──────── Material to process ────────

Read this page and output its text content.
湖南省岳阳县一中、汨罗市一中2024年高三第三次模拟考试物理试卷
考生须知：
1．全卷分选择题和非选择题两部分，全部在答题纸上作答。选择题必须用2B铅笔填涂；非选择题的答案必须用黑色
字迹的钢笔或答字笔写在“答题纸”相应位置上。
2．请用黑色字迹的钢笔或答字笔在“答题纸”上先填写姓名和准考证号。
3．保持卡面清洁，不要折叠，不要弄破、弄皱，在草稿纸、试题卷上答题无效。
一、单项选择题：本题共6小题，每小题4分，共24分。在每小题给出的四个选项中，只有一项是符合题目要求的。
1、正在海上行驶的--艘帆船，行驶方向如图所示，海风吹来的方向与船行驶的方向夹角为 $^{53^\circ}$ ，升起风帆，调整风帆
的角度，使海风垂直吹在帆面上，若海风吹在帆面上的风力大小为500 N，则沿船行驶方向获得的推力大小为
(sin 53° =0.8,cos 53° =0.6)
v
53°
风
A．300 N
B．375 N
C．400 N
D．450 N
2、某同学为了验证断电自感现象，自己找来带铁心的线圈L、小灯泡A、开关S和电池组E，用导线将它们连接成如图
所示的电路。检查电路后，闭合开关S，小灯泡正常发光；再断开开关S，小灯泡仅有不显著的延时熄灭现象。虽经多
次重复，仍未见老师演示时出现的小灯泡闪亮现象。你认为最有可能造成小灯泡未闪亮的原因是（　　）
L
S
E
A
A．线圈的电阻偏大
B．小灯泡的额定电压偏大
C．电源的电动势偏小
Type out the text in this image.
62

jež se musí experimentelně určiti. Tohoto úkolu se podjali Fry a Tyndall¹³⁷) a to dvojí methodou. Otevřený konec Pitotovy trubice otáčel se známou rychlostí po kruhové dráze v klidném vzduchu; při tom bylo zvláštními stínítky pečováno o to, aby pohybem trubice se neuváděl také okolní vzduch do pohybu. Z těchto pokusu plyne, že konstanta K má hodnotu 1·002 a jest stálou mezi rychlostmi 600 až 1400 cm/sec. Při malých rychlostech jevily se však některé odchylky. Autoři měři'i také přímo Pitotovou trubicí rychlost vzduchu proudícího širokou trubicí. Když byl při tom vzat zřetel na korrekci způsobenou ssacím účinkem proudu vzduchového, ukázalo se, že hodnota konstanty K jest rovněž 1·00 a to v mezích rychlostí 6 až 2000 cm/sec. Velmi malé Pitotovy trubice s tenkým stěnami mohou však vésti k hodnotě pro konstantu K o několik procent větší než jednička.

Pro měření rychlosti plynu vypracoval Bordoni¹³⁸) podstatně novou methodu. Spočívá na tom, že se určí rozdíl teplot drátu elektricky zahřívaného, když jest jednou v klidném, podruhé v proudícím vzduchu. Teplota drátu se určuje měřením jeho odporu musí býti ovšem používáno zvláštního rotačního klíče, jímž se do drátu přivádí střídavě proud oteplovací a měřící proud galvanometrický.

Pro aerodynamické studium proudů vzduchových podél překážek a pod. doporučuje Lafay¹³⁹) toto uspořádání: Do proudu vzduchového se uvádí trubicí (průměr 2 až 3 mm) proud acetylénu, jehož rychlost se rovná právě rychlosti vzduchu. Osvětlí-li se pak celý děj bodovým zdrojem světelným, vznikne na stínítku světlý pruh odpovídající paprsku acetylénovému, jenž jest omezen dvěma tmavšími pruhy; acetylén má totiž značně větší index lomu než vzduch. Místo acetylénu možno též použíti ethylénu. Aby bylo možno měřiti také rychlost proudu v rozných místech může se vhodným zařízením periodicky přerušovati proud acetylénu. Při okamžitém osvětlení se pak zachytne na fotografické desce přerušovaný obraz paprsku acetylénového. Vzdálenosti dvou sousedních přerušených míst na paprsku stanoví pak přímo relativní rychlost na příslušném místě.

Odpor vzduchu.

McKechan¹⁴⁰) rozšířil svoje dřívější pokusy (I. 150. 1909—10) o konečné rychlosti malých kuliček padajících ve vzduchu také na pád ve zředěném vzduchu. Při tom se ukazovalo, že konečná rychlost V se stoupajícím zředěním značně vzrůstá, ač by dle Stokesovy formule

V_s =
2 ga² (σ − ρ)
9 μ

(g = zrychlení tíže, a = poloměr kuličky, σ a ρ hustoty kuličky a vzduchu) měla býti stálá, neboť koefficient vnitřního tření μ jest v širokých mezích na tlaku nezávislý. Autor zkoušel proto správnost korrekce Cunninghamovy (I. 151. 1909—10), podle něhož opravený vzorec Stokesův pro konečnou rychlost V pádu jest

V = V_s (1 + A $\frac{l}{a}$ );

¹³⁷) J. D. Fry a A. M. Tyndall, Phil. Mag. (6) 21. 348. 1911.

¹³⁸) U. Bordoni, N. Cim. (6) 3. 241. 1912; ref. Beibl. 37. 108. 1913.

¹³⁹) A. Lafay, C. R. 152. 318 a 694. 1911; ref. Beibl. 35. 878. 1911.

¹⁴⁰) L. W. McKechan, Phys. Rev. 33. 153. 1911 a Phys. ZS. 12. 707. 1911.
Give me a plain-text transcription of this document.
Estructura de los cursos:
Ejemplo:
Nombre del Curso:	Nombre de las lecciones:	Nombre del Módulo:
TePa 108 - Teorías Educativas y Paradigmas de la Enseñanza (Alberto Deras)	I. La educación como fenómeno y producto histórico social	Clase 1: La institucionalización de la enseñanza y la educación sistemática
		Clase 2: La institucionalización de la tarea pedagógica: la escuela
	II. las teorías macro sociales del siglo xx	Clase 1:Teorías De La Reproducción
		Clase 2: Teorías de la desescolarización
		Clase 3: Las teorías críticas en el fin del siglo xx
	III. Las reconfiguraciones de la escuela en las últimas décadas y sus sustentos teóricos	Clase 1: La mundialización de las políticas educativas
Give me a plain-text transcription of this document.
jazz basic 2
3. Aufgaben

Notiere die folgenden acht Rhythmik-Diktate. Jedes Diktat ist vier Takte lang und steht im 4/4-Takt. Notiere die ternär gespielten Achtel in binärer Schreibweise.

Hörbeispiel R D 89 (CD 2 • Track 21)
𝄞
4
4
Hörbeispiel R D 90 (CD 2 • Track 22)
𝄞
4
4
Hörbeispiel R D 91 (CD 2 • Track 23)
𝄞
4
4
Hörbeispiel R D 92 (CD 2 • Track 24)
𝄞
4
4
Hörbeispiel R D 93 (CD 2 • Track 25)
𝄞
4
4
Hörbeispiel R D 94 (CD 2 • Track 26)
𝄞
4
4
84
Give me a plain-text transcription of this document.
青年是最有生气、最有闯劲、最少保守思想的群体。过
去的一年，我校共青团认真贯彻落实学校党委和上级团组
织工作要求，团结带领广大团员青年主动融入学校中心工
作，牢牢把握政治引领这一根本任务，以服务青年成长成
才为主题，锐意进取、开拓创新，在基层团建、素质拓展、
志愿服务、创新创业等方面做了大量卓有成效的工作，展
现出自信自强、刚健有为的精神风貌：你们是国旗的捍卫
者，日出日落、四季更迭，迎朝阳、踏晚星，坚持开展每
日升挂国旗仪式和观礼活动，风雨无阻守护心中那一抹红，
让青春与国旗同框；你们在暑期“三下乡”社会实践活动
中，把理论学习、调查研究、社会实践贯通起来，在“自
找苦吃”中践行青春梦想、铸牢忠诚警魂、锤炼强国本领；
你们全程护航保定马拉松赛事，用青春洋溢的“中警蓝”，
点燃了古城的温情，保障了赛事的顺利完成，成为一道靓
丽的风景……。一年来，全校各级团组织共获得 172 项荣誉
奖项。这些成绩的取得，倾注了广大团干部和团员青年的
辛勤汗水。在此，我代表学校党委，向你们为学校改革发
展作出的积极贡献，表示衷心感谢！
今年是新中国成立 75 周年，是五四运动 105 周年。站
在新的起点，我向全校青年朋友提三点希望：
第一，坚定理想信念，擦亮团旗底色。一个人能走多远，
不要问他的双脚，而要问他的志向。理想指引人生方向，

────────

From the entries above, copy every line containing the word "Track".

Hörbeispiel R D 89 (CD 2 • Track 21)
Hörbeispiel R D 90 (CD 2 • Track 22)
Hörbeispiel R D 91 (CD 2 • Track 23)
Hörbeispiel R D 92 (CD 2 • Track 24)
Hörbeispiel R D 93 (CD 2 • Track 25)
Hörbeispiel R D 94 (CD 2 • Track 26)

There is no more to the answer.